■ **What is required**: For the data below, work out how many lines contain the word "poet" and supply only that number.

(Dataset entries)
»»
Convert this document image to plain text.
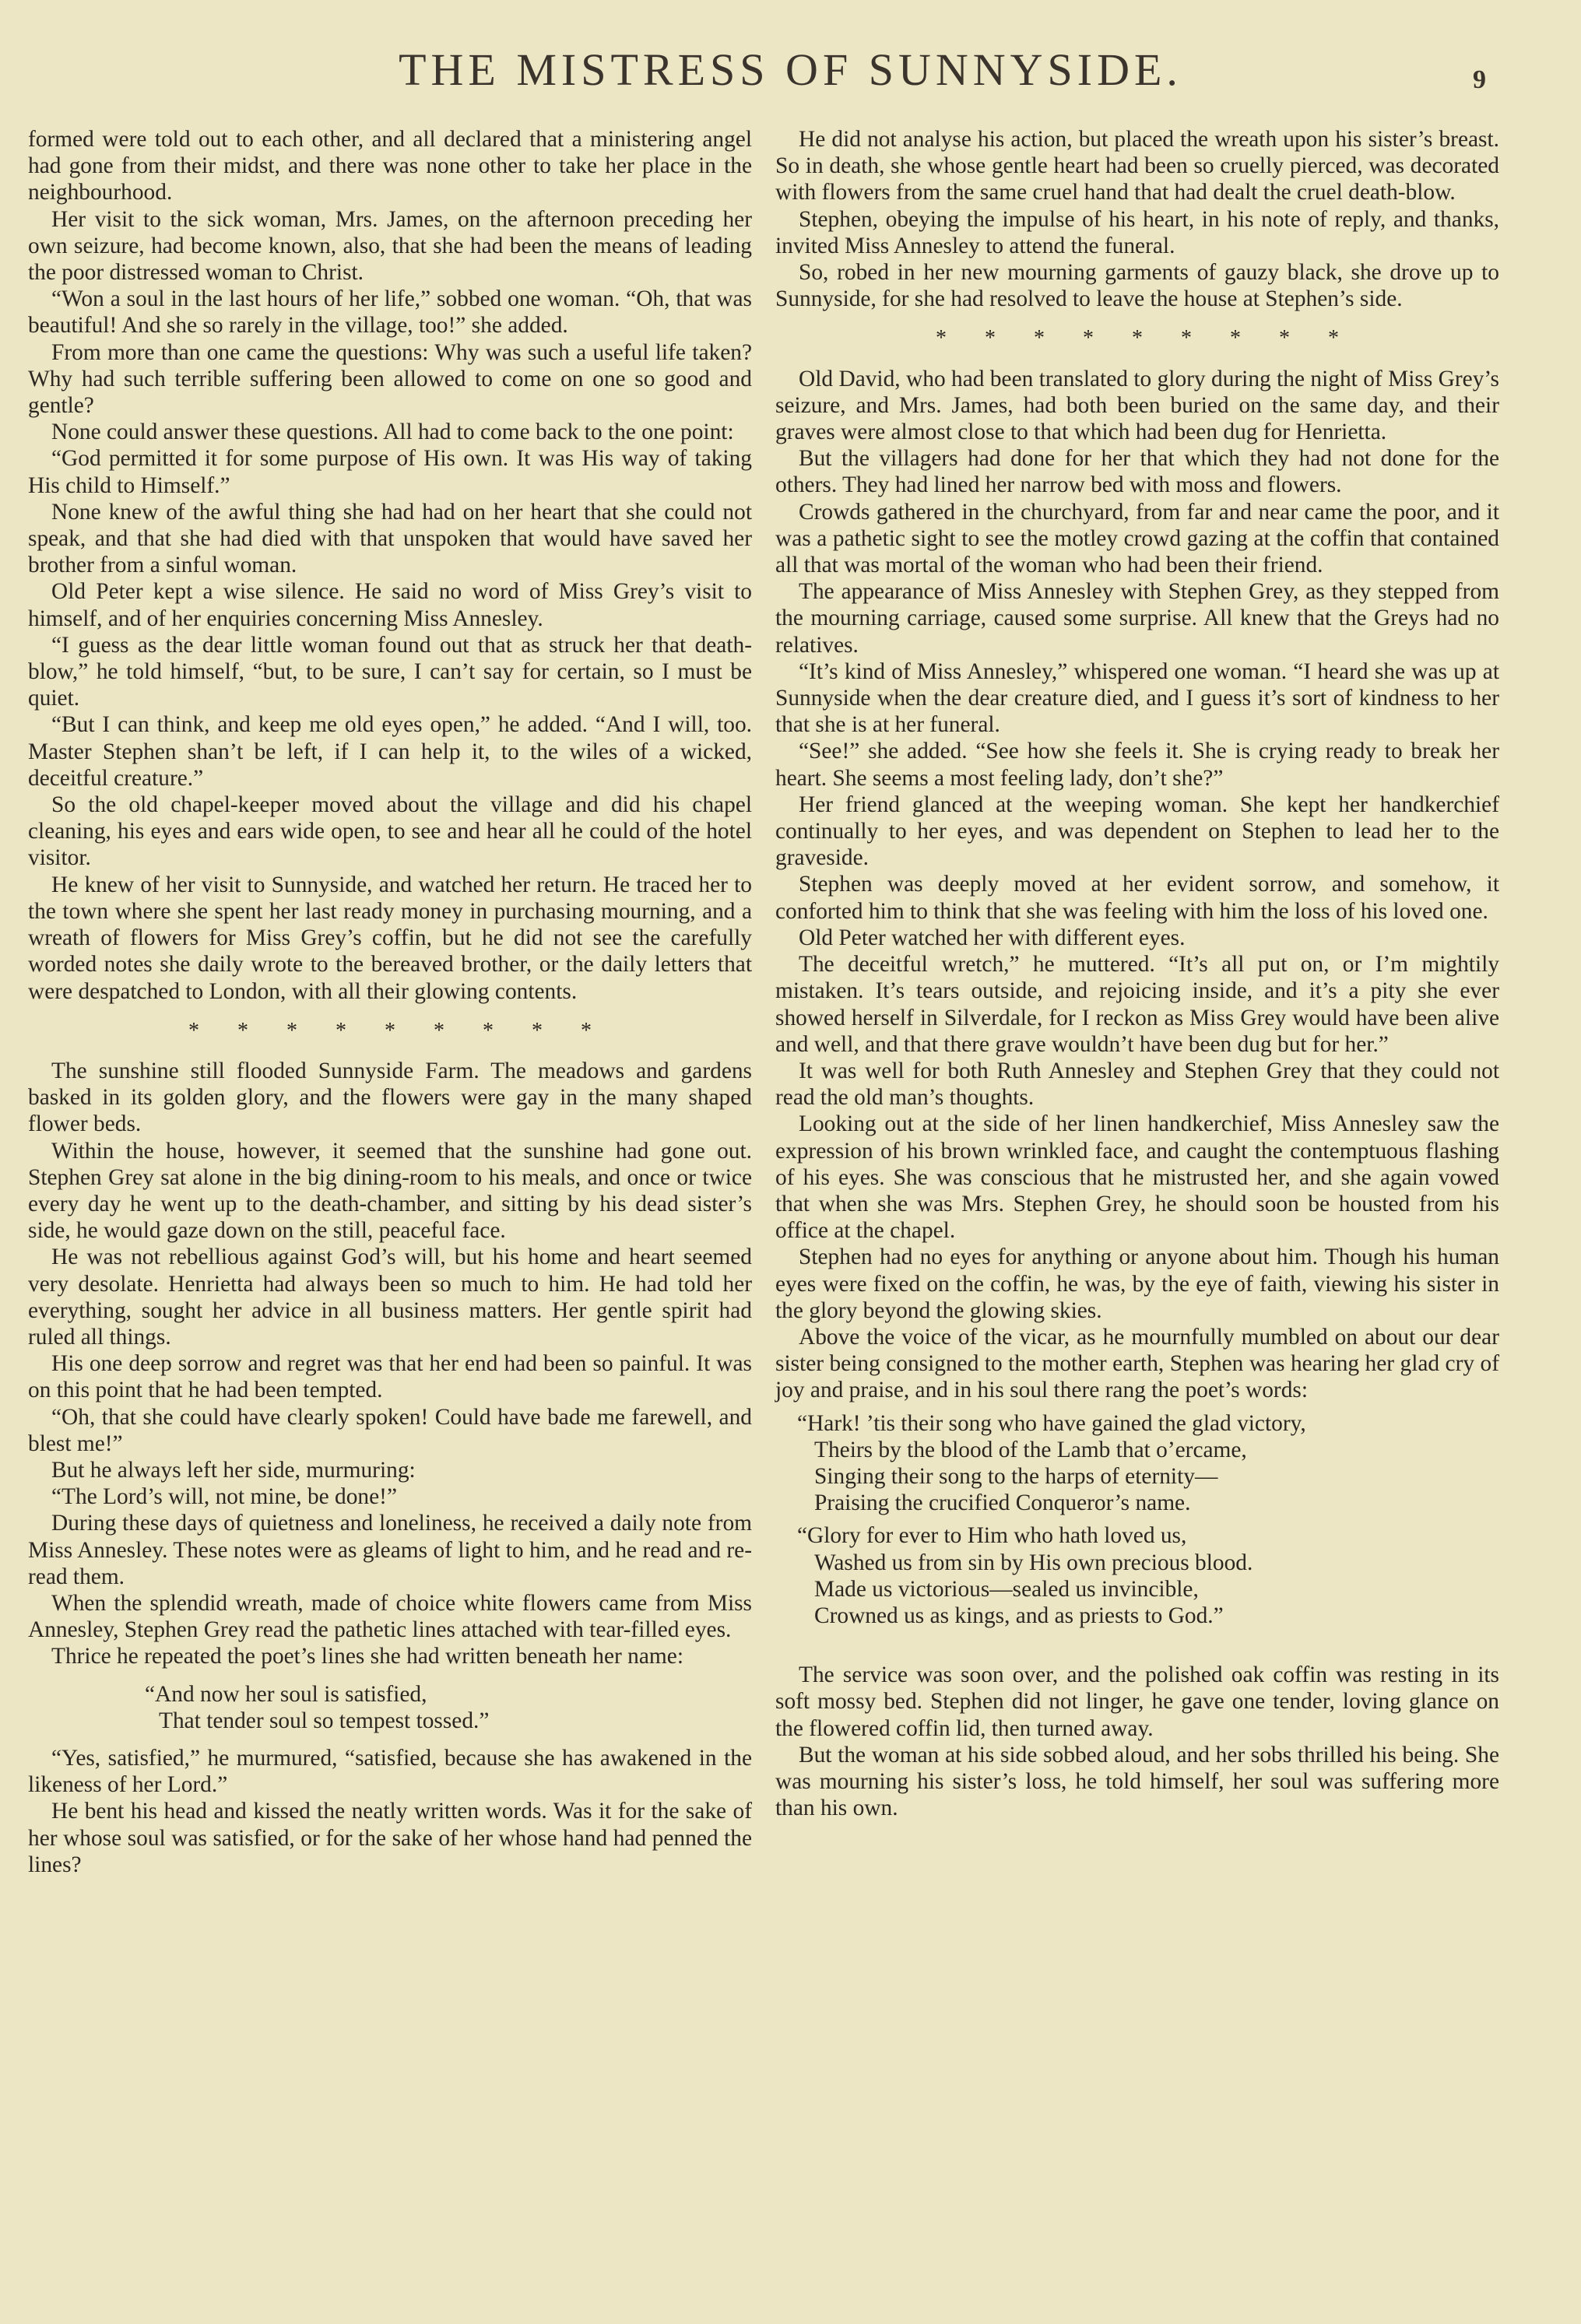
THE MISTRESS OF SUNNYSIDE.	9

formed were told out to each other, and all declared that a ministering angel had gone from their midst, and there was none other to take her place in the neighbourhood.

Her visit to the sick woman, Mrs. James, on the afternoon preceding her own seizure, had become known, also, that she had been the means of leading the poor distressed woman to Christ.

“Won a soul in the last hours of her life,” sobbed one woman. “Oh, that was beautiful! And she so rarely in the village, too!” she added.

From more than one came the questions: Why was such a useful life taken? Why had such terrible suffering been allowed to come on one so good and gentle?

None could answer these questions. All had to come back to the one point:

“God permitted it for some purpose of His own. It was His way of taking His child to Himself.”

None knew of the awful thing she had had on her heart that she could not speak, and that she had died with that unspoken that would have saved her brother from a sinful woman.

Old Peter kept a wise silence. He said no word of Miss Grey’s visit to himself, and of her enquiries concerning Miss Annesley.

“I guess as the dear little woman found out that as struck her that death-blow,” he told himself, “but, to be sure, I can’t say for certain, so I must be quiet.

“But I can think, and keep me old eyes open,” he added. “And I will, too. Master Stephen shan’t be left, if I can help it, to the wiles of a wicked, deceitful creature.”

So the old chapel-keeper moved about the village and did his chapel cleaning, his eyes and ears wide open, to see and hear all he could of the hotel visitor.

He knew of her visit to Sunnyside, and watched her return. He traced her to the town where she spent her last ready money in purchasing mourning, and a wreath of flowers for Miss Grey’s coffin, but he did not see the carefully worded notes she daily wrote to the bereaved brother, or the daily letters that were despatched to London, with all their glowing contents.

* * * * * * * * *

The sunshine still flooded Sunnyside Farm. The meadows and gardens basked in its golden glory, and the flowers were gay in the many shaped flower beds.

Within the house, however, it seemed that the sunshine had gone out. Stephen Grey sat alone in the big dining-room to his meals, and once or twice every day he went up to the death-chamber, and sitting by his dead sister’s side, he would gaze down on the still, peaceful face.

He was not rebellious against God’s will, but his home and heart seemed very desolate. Henrietta had always been so much to him. He had told her everything, sought her advice in all business matters. Her gentle spirit had ruled all things.

His one deep sorrow and regret was that her end had been so painful. It was on this point that he had been tempted.

“Oh, that she could have clearly spoken! Could have bade me farewell, and blest me!”

But he always left her side, murmuring:

“The Lord’s will, not mine, be done!”

During these days of quietness and loneliness, he received a daily note from Miss Annesley. These notes were as gleams of light to him, and he read and re-read them.

When the splendid wreath, made of choice white flowers came from Miss Annesley, Stephen Grey read the pathetic lines attached with tear-filled eyes.

Thrice he repeated the poet’s lines she had written beneath her name:

“And now her soul is satisfied,
That tender soul so tempest tossed.”

“Yes, satisfied,” he murmured, “satisfied, because she has awakened in the likeness of her Lord.”

He bent his head and kissed the neatly written words. Was it for the sake of her whose soul was satisfied, or for the sake of her whose hand had penned the lines?

He did not analyse his action, but placed the wreath upon his sister’s breast. So in death, she whose gentle heart had been so cruelly pierced, was decorated with flowers from the same cruel hand that had dealt the cruel death-blow.

Stephen, obeying the impulse of his heart, in his note of reply, and thanks, invited Miss Annesley to attend the funeral.

So, robed in her new mourning garments of gauzy black, she drove up to Sunnyside, for she had resolved to leave the house at Stephen’s side.

* * * * * * * * *

Old David, who had been translated to glory during the night of Miss Grey’s seizure, and Mrs. James, had both been buried on the same day, and their graves were almost close to that which had been dug for Henrietta.

But the villagers had done for her that which they had not done for the others. They had lined her narrow bed with moss and flowers.

Crowds gathered in the churchyard, from far and near came the poor, and it was a pathetic sight to see the motley crowd gazing at the coffin that contained all that was mortal of the woman who had been their friend.

The appearance of Miss Annesley with Stephen Grey, as they stepped from the mourning carriage, caused some surprise. All knew that the Greys had no relatives.

“It’s kind of Miss Annesley,” whispered one woman. “I heard she was up at Sunnyside when the dear creature died, and I guess it’s sort of kindness to her that she is at her funeral.

“See!” she added. “See how she feels it. She is crying ready to break her heart. She seems a most feeling lady, don’t she?”

Her friend glanced at the weeping woman. She kept her handkerchief continually to her eyes, and was dependent on Stephen to lead her to the graveside.

Stephen was deeply moved at her evident sorrow, and somehow, it conforted him to think that she was feeling with him the loss of his loved one.

Old Peter watched her with different eyes.

The deceitful wretch,” he muttered. “It’s all put on, or I’m mightily mistaken. It’s tears outside, and rejoicing inside, and it’s a pity she ever showed herself in Silverdale, for I reckon as Miss Grey would have been alive and well, and that there grave wouldn’t have been dug but for her.”

It was well for both Ruth Annesley and Stephen Grey that they could not read the old man’s thoughts.

Looking out at the side of her linen handkerchief, Miss Annesley saw the expression of his brown wrinkled face, and caught the contemptuous flashing of his eyes. She was conscious that he mistrusted her, and she again vowed that when she was Mrs. Stephen Grey, he should soon be housted from his office at the chapel.

Stephen had no eyes for anything or anyone about him. Though his human eyes were fixed on the coffin, he was, by the eye of faith, viewing his sister in the glory beyond the glowing skies.

Above the voice of the vicar, as he mournfully mumbled on about our dear sister being consigned to the mother earth, Stephen was hearing her glad cry of joy and praise, and in his soul there rang the poet’s words:

“Hark! ’tis their song who have gained the glad victory,
Theirs by the blood of the Lamb that o’ercame,
Singing their song to the harps of eternity—
Praising the crucified Conqueror’s name.
“Glory for ever to Him who hath loved us,
Washed us from sin by His own precious blood.
Made us victorious—sealed us invincible,
Crowned us as kings, and as priests to God.”

The service was soon over, and the polished oak coffin was resting in its soft mossy bed. Stephen did not linger, he gave one tender, loving glance on the flowered coffin lid, then turned away.

But the woman at his side sobbed aloud, and her sobs thrilled his being. She was mourning his sister’s loss, he told himself, her soul was suffering more than his own.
««
■ **Worked solution**: 2